Saved entries:
----------------------------------------

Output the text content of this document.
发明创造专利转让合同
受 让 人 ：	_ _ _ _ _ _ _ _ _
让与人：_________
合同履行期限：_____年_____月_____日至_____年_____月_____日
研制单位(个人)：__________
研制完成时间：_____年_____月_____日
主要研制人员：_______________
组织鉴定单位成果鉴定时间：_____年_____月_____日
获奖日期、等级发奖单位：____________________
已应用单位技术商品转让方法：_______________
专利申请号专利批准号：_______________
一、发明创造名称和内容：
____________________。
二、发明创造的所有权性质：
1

----------------------------------------

> [Task details]:
In this exercise, repeat all entries exactly.

> [Response to the task]:
Output the text content of this document.
发明创造专利转让合同
受 让 人 ：	_ _ _ _ _ _ _ _ _
让与人：_________
合同履行期限：_____年_____月_____日至_____年_____月_____日
研制单位(个人)：__________
研制完成时间：_____年_____月_____日
主要研制人员：_______________
组织鉴定单位成果鉴定时间：_____年_____月_____日
获奖日期、等级发奖单位：____________________
已应用单位技术商品转让方法：_______________
专利申请号专利批准号：_______________
一、发明创造名称和内容：
____________________。
二、发明创造的所有权性质：
1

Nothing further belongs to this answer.